** Short task **
Below is a listing; reproduce each line of it exactly.

Stored items
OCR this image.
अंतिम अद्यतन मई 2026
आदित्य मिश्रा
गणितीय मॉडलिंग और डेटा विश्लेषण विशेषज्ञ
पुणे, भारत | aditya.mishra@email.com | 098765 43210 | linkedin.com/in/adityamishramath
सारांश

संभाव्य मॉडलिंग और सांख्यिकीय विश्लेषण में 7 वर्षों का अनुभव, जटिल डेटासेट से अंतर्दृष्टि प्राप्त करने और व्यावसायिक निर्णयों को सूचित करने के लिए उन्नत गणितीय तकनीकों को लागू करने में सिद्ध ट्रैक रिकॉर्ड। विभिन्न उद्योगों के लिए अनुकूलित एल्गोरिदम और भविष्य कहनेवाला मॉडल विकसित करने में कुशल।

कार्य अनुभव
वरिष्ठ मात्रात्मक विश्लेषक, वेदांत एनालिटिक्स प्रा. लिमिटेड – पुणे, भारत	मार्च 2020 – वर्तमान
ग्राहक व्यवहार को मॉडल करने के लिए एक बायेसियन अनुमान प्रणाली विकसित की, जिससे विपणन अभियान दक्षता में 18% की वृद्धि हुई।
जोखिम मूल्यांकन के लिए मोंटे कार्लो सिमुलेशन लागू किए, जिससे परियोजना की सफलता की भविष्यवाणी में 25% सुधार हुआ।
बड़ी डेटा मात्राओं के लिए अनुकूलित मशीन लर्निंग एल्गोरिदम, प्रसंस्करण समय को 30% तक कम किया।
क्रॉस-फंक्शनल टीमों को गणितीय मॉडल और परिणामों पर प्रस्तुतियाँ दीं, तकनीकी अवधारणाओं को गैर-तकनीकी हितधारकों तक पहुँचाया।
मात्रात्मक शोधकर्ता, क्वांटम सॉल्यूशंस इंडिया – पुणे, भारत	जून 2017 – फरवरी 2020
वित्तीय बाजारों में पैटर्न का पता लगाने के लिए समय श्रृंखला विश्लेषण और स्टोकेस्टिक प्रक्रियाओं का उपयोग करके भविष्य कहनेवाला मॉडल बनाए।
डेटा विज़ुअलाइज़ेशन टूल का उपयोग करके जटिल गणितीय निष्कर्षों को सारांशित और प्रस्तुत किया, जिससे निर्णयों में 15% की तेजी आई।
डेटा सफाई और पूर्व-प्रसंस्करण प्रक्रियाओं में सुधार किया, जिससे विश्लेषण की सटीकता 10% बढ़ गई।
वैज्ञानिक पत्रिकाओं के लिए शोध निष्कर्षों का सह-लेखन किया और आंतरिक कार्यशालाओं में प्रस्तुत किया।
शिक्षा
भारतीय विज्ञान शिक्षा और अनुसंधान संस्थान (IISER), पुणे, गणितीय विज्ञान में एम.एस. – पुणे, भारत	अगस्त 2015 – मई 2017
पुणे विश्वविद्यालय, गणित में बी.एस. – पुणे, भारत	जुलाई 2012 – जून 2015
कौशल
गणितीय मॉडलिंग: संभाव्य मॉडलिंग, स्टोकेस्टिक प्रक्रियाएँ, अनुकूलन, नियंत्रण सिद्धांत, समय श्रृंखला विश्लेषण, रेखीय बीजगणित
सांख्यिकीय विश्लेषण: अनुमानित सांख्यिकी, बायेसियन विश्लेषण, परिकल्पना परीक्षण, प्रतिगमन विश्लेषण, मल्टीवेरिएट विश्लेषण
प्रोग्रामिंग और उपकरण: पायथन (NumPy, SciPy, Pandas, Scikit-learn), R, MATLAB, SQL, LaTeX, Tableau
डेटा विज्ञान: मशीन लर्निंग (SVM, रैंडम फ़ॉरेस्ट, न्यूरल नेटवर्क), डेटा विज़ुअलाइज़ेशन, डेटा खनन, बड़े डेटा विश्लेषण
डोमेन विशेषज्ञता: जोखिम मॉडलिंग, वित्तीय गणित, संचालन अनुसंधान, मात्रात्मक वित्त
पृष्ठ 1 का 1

** Written solution **
OCR this image.
अंतिम अद्यतन मई 2026
आदित्य मिश्रा
गणितीय मॉडलिंग और डेटा विश्लेषण विशेषज्ञ
पुणे, भारत | aditya.mishra@email.com | 098765 43210 | linkedin.com/in/adityamishramath
सारांश

संभाव्य मॉडलिंग और सांख्यिकीय विश्लेषण में 7 वर्षों का अनुभव, जटिल डेटासेट से अंतर्दृष्टि प्राप्त करने और व्यावसायिक निर्णयों को सूचित करने के लिए उन्नत गणितीय तकनीकों को लागू करने में सिद्ध ट्रैक रिकॉर्ड। विभिन्न उद्योगों के लिए अनुकूलित एल्गोरिदम और भविष्य कहनेवाला मॉडल विकसित करने में कुशल।

कार्य अनुभव
वरिष्ठ मात्रात्मक विश्लेषक, वेदांत एनालिटिक्स प्रा. लिमिटेड – पुणे, भारत	मार्च 2020 – वर्तमान
ग्राहक व्यवहार को मॉडल करने के लिए एक बायेसियन अनुमान प्रणाली विकसित की, जिससे विपणन अभियान दक्षता में 18% की वृद्धि हुई।
जोखिम मूल्यांकन के लिए मोंटे कार्लो सिमुलेशन लागू किए, जिससे परियोजना की सफलता की भविष्यवाणी में 25% सुधार हुआ।
बड़ी डेटा मात्राओं के लिए अनुकूलित मशीन लर्निंग एल्गोरिदम, प्रसंस्करण समय को 30% तक कम किया।
क्रॉस-फंक्शनल टीमों को गणितीय मॉडल और परिणामों पर प्रस्तुतियाँ दीं, तकनीकी अवधारणाओं को गैर-तकनीकी हितधारकों तक पहुँचाया।
मात्रात्मक शोधकर्ता, क्वांटम सॉल्यूशंस इंडिया – पुणे, भारत	जून 2017 – फरवरी 2020
वित्तीय बाजारों में पैटर्न का पता लगाने के लिए समय श्रृंखला विश्लेषण और स्टोकेस्टिक प्रक्रियाओं का उपयोग करके भविष्य कहनेवाला मॉडल बनाए।
डेटा विज़ुअलाइज़ेशन टूल का उपयोग करके जटिल गणितीय निष्कर्षों को सारांशित और प्रस्तुत किया, जिससे निर्णयों में 15% की तेजी आई।
डेटा सफाई और पूर्व-प्रसंस्करण प्रक्रियाओं में सुधार किया, जिससे विश्लेषण की सटीकता 10% बढ़ गई।
वैज्ञानिक पत्रिकाओं के लिए शोध निष्कर्षों का सह-लेखन किया और आंतरिक कार्यशालाओं में प्रस्तुत किया।
शिक्षा
भारतीय विज्ञान शिक्षा और अनुसंधान संस्थान (IISER), पुणे, गणितीय विज्ञान में एम.एस. – पुणे, भारत	अगस्त 2015 – मई 2017
पुणे विश्वविद्यालय, गणित में बी.एस. – पुणे, भारत	जुलाई 2012 – जून 2015
कौशल
गणितीय मॉडलिंग: संभाव्य मॉडलिंग, स्टोकेस्टिक प्रक्रियाएँ, अनुकूलन, नियंत्रण सिद्धांत, समय श्रृंखला विश्लेषण, रेखीय बीजगणित
सांख्यिकीय विश्लेषण: अनुमानित सांख्यिकी, बायेसियन विश्लेषण, परिकल्पना परीक्षण, प्रतिगमन विश्लेषण, मल्टीवेरिएट विश्लेषण
प्रोग्रामिंग और उपकरण: पायथन (NumPy, SciPy, Pandas, Scikit-learn), R, MATLAB, SQL, LaTeX, Tableau
डेटा विज्ञान: मशीन लर्निंग (SVM, रैंडम फ़ॉरेस्ट, न्यूरल नेटवर्क), डेटा विज़ुअलाइज़ेशन, डेटा खनन, बड़े डेटा विश्लेषण
डोमेन विशेषज्ञता: जोखिम मॉडलिंग, वित्तीय गणित, संचालन अनुसंधान, मात्रात्मक वित्त
पृष्ठ 1 का 1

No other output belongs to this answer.